# EXERCISE MATERIAL

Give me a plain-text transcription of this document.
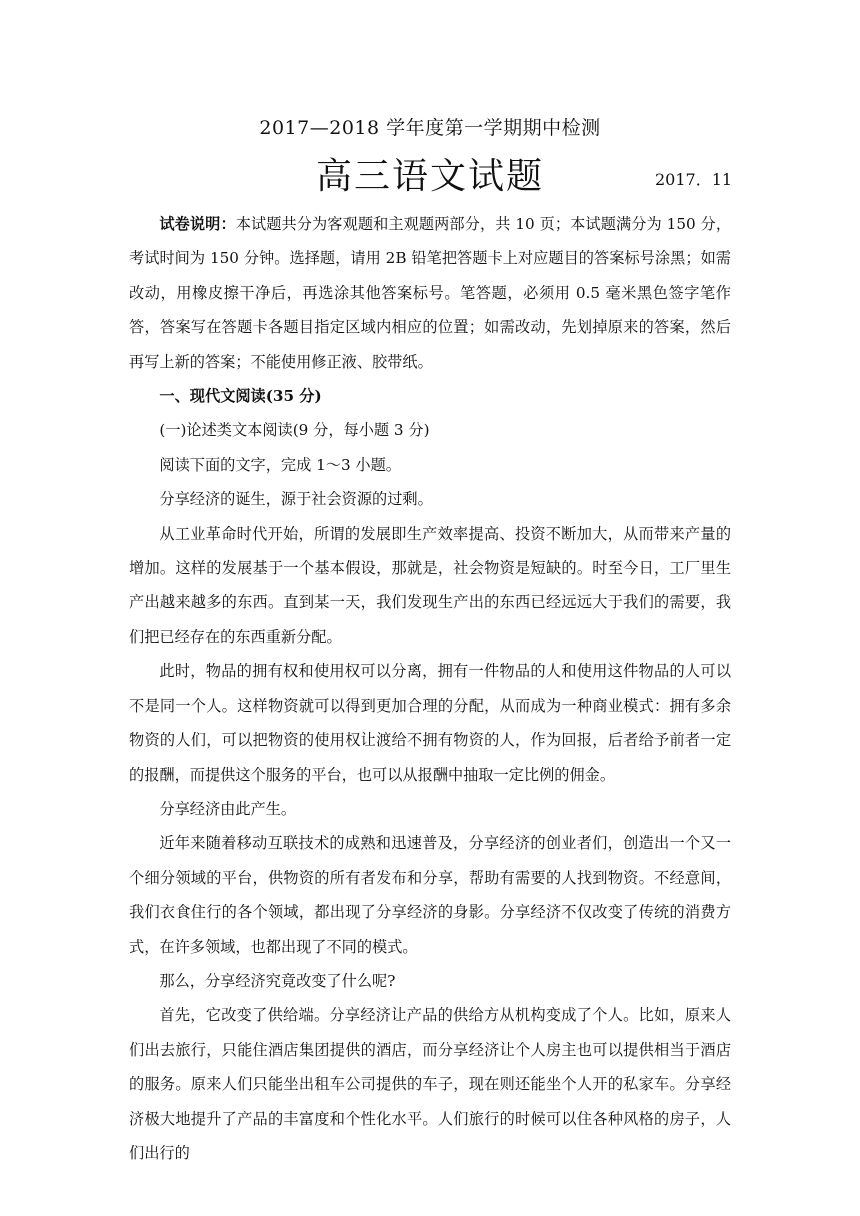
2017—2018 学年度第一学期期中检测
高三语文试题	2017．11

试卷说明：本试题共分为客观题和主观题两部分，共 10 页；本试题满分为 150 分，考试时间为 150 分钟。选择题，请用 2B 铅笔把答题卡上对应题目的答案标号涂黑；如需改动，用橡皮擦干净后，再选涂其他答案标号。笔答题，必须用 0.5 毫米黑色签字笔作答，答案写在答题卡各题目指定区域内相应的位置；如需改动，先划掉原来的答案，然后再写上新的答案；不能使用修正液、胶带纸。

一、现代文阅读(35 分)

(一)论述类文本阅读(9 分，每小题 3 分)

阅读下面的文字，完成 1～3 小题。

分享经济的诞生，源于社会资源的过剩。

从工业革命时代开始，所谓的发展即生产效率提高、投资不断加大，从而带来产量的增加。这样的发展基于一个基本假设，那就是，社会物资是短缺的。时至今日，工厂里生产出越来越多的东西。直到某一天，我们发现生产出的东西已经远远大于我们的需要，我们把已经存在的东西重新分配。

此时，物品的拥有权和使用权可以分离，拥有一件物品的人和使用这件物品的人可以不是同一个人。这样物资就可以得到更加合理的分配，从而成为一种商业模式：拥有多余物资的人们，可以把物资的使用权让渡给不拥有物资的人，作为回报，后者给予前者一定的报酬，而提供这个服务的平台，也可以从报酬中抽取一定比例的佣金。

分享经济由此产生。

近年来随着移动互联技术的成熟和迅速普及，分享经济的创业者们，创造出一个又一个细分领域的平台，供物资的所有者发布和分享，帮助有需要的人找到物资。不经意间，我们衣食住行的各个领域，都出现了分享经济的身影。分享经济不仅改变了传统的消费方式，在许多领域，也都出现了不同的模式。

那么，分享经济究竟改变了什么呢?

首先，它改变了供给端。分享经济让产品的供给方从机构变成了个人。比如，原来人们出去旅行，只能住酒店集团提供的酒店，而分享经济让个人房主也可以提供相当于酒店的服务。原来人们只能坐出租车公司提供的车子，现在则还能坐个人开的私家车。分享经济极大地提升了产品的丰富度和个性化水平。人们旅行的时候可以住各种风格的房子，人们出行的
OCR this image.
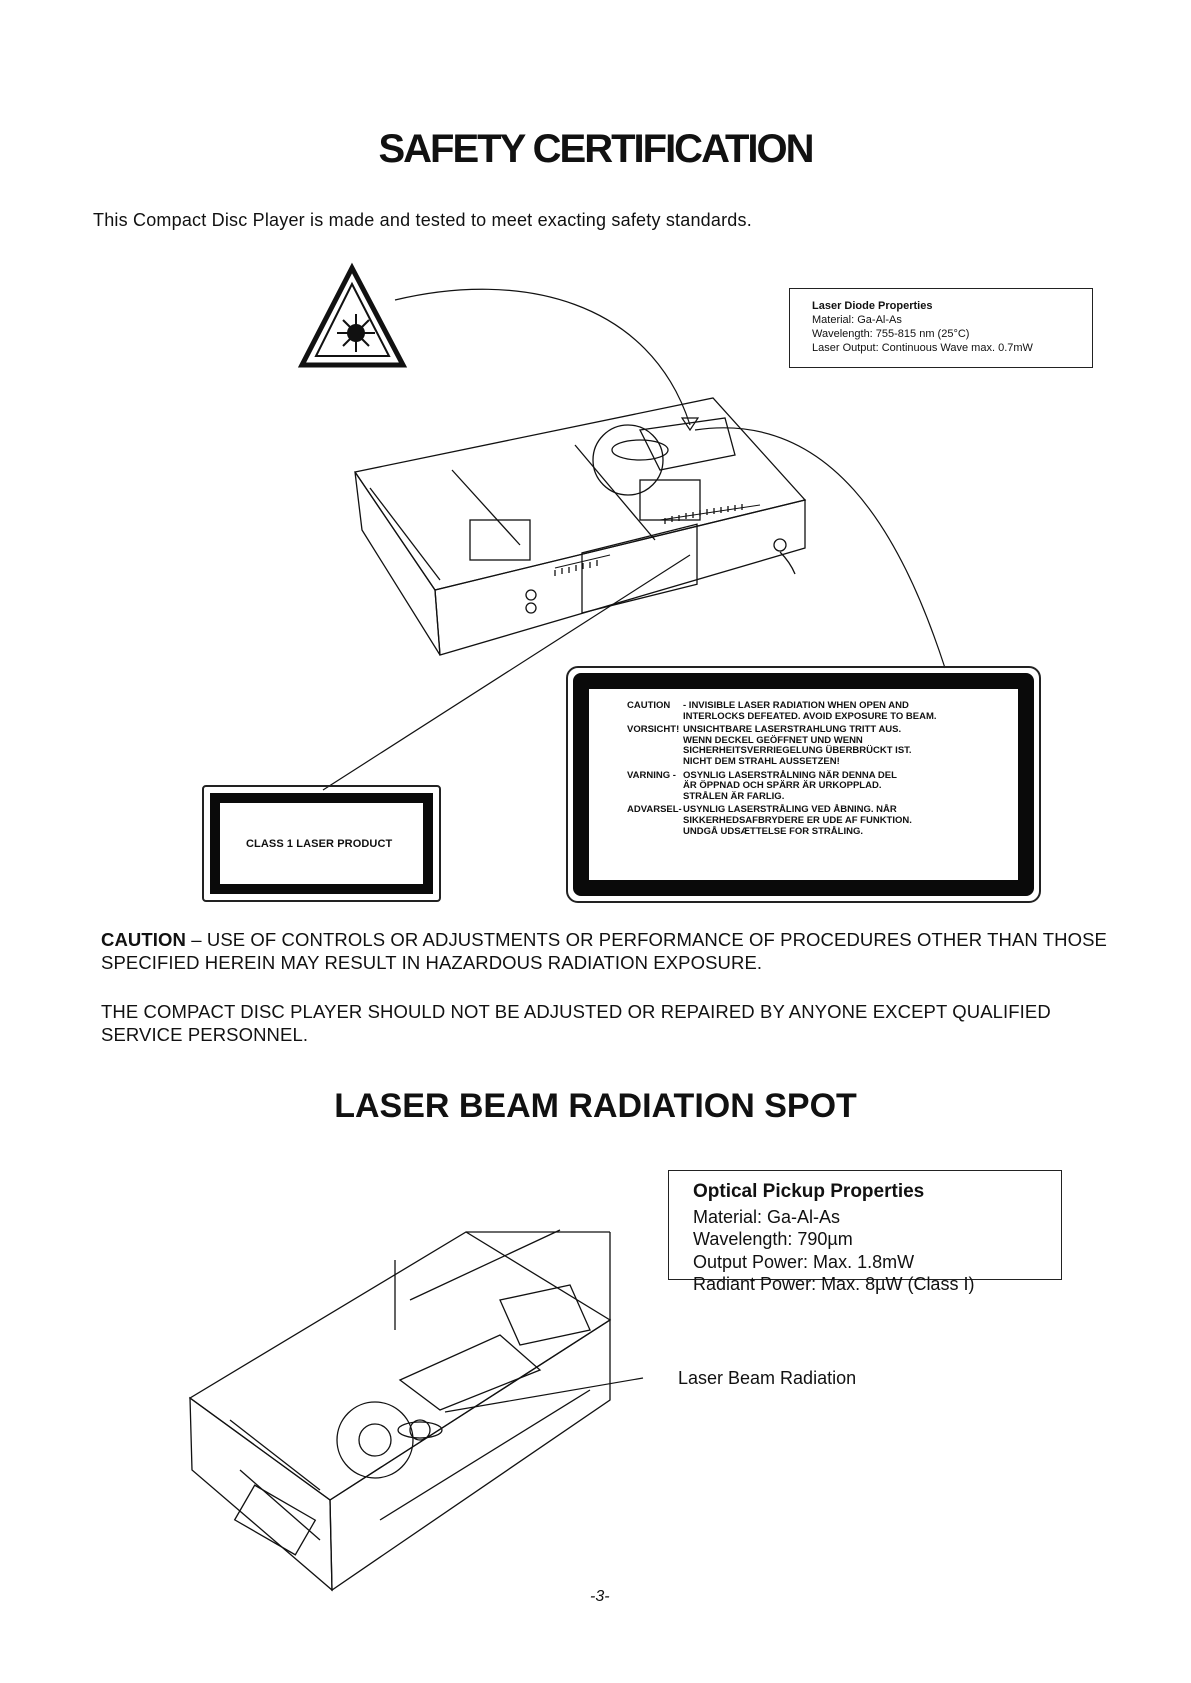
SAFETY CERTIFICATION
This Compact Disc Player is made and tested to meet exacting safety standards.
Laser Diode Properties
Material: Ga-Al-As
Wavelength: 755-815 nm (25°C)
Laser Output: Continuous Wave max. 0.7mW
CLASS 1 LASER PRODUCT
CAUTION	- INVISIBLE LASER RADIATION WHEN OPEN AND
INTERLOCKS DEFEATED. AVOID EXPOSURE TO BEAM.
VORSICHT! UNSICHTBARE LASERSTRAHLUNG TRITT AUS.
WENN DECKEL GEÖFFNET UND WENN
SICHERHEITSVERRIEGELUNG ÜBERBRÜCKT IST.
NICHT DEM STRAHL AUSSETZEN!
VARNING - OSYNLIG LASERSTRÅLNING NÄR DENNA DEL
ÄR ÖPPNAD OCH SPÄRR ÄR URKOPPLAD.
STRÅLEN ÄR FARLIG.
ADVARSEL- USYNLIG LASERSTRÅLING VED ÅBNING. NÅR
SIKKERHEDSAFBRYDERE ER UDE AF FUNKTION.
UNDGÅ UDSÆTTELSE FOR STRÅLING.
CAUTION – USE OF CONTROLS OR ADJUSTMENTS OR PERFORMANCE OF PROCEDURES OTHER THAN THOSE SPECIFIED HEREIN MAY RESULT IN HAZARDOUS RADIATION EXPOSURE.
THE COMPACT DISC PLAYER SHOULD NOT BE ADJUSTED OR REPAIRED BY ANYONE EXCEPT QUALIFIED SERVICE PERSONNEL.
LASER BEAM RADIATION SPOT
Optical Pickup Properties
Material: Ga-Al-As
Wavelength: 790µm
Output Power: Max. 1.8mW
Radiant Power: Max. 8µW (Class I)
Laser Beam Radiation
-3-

# WORK TO DO
Pick out the lines above that hold the string "EXPOSURE" and show them.

# TASK RESULT
INTERLOCKS DEFEATED. AVOID EXPOSURE TO BEAM.
CAUTION – USE OF CONTROLS OR ADJUSTMENTS OR PERFORMANCE OF PROCEDURES OTHER THAN THOSE SPECIFIED HEREIN MAY RESULT IN HAZARDOUS RADIATION EXPOSURE.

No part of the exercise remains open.